> **What you should do**
Sift the listing for lines that hold the string "content" and pull them out.

> **Dataset records**
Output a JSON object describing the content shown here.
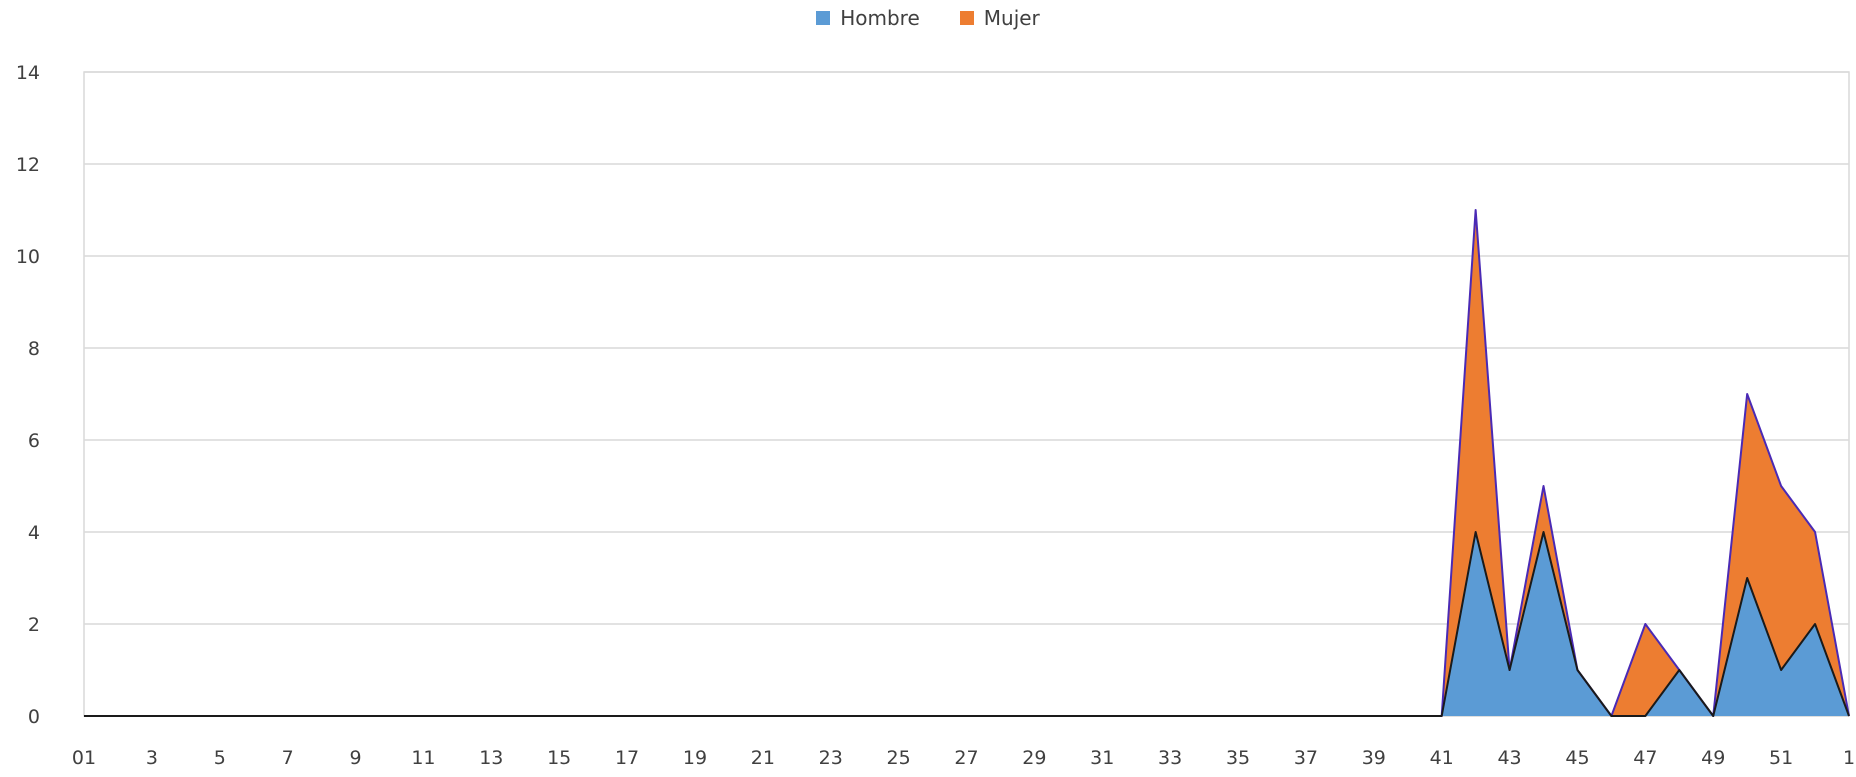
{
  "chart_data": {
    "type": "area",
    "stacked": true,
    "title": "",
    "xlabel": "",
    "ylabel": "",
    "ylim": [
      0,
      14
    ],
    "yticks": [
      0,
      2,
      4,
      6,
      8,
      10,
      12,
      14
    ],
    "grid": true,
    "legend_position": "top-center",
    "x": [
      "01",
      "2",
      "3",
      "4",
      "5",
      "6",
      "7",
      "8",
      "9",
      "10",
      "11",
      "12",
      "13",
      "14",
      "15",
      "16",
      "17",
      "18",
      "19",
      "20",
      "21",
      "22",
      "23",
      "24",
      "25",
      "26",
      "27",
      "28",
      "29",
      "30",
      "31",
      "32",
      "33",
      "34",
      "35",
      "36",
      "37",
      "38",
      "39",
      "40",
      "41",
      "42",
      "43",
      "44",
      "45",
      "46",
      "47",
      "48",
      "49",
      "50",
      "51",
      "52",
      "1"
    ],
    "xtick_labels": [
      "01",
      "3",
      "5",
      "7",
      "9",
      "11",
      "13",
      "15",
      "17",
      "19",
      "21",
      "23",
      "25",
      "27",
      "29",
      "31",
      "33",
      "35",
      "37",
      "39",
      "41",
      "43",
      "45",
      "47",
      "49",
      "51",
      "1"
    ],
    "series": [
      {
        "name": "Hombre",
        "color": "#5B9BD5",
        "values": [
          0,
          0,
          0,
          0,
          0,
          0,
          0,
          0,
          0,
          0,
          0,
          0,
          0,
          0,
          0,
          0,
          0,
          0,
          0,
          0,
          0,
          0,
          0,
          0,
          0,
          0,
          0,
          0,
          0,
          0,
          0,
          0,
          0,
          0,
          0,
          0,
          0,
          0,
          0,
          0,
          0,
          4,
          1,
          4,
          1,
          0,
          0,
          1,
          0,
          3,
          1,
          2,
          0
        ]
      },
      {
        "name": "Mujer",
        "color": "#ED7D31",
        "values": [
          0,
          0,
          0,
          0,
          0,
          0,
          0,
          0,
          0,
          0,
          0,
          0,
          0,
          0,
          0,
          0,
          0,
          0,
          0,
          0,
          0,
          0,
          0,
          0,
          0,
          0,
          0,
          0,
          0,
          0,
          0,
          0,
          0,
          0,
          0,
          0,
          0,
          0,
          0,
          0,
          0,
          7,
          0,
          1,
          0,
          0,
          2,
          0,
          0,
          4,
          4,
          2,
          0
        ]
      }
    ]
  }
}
---
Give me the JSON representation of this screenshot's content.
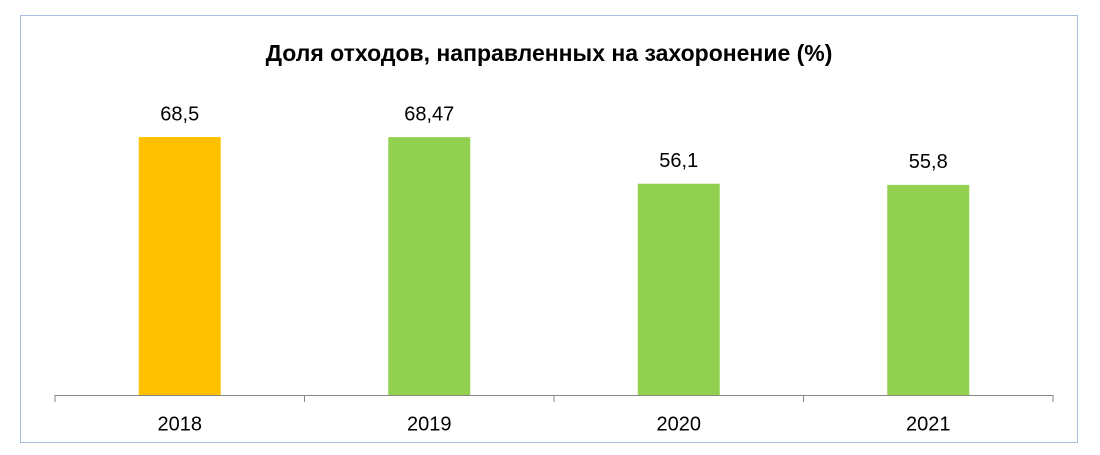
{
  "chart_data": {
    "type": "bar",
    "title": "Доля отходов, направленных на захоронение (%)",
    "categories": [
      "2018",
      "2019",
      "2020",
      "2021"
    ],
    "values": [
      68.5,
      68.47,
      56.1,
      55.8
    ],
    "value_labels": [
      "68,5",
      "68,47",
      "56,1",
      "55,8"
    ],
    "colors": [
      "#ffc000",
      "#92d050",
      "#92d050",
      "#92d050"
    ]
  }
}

> **Task output**
Output a JSON object describing the content shown here.
Give me the JSON representation of this screenshot's content.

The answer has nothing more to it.